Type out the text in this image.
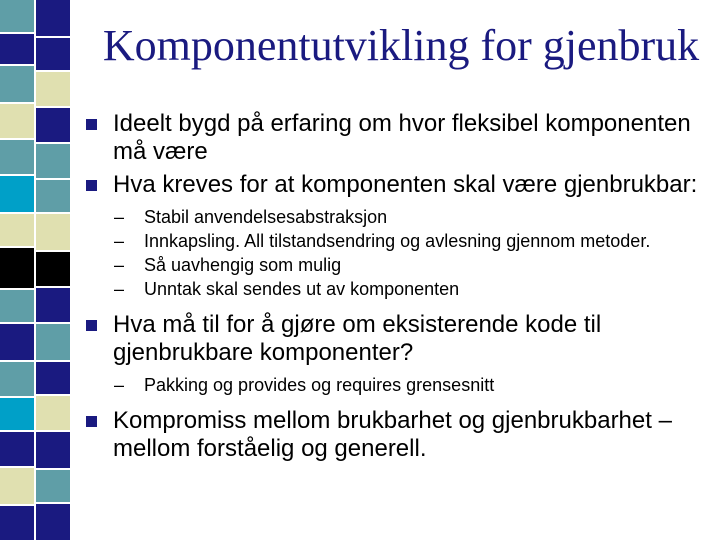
Komponentutvikling for gjenbruk
Ideelt bygd på erfaring om hvor fleksibel komponenten må være
Hva kreves for at komponenten skal være gjenbrukbar:
– Stabil anvendelsesabstraksjon
– Innkapsling. All tilstandsendring og avlesning gjennom metoder.
– Så uavhengig som mulig
– Unntak skal sendes ut av komponenten
Hva må til for å gjøre om eksisterende kode til gjenbrukbare komponenter?
– Pakking og provides og requires grensesnitt
Kompromiss mellom brukbarhet og gjenbrukbarhet – mellom forståelig og generell.
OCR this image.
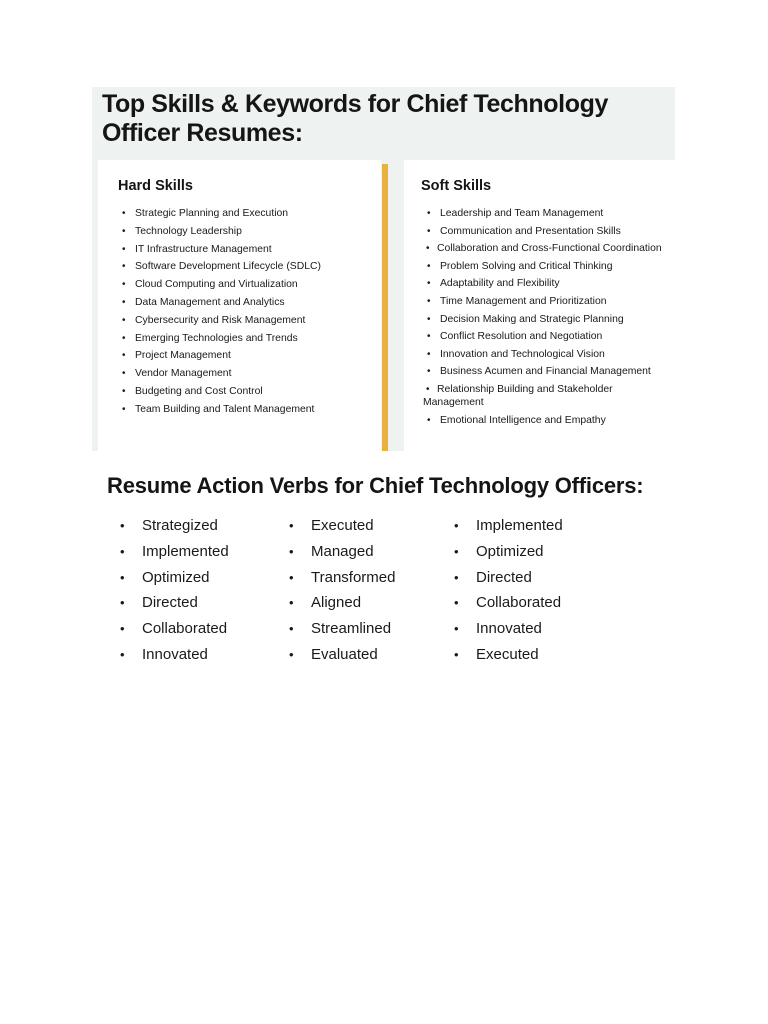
Top Skills & Keywords for Chief Technology Officer Resumes:
Hard Skills
• Strategic Planning and Execution
• Technology Leadership
• IT Infrastructure Management
• Software Development Lifecycle (SDLC)
• Cloud Computing and Virtualization
• Data Management and Analytics
• Cybersecurity and Risk Management
• Emerging Technologies and Trends
• Project Management
• Vendor Management
• Budgeting and Cost Control
• Team Building and Talent Management
Soft Skills
• Leadership and Team Management
• Communication and Presentation Skills
• Collaboration and Cross-Functional Coordination
• Problem Solving and Critical Thinking
• Adaptability and Flexibility
• Time Management and Prioritization
• Decision Making and Strategic Planning
• Conflict Resolution and Negotiation
• Innovation and Technological Vision
• Business Acumen and Financial Management
• Relationship Building and Stakeholder Management
• Emotional Intelligence and Empathy
Resume Action Verbs for Chief Technology Officers:
• Strategized
• Implemented
• Optimized
• Directed
• Collaborated
• Innovated
• Executed
• Managed
• Transformed
• Aligned
• Streamlined
• Evaluated
• Implemented
• Optimized
• Directed
• Collaborated
• Innovated
• Executed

DIRECTIVE:
Leave the pictures out and write out every entry exactly as given.

TASK ANSWER:
Type out the text in this image.
Komponentutvikling for gjenbruk
Ideelt bygd på erfaring om hvor fleksibel komponenten må være
Hva kreves for at komponenten skal være gjenbrukbar:
– Stabil anvendelsesabstraksjon
– Innkapsling. All tilstandsendring og avlesning gjennom metoder.
– Så uavhengig som mulig
– Unntak skal sendes ut av komponenten
Hva må til for å gjøre om eksisterende kode til gjenbrukbare komponenter?
– Pakking og provides og requires grensesnitt
Kompromiss mellom brukbarhet og gjenbrukbarhet – mellom forståelig og generell.
OCR this image.
Top Skills & Keywords for Chief Technology Officer Resumes:
Hard Skills
• Strategic Planning and Execution
• Technology Leadership
• IT Infrastructure Management
• Software Development Lifecycle (SDLC)
• Cloud Computing and Virtualization
• Data Management and Analytics
• Cybersecurity and Risk Management
• Emerging Technologies and Trends
• Project Management
• Vendor Management
• Budgeting and Cost Control
• Team Building and Talent Management
Soft Skills
• Leadership and Team Management
• Communication and Presentation Skills
• Collaboration and Cross-Functional Coordination
• Problem Solving and Critical Thinking
• Adaptability and Flexibility
• Time Management and Prioritization
• Decision Making and Strategic Planning
• Conflict Resolution and Negotiation
• Innovation and Technological Vision
• Business Acumen and Financial Management
• Relationship Building and Stakeholder Management
• Emotional Intelligence and Empathy
Resume Action Verbs for Chief Technology Officers:
• Strategized
• Implemented
• Optimized
• Directed
• Collaborated
• Innovated
• Executed
• Managed
• Transformed
• Aligned
• Streamlined
• Evaluated
• Implemented
• Optimized
• Directed
• Collaborated
• Innovated
• Executed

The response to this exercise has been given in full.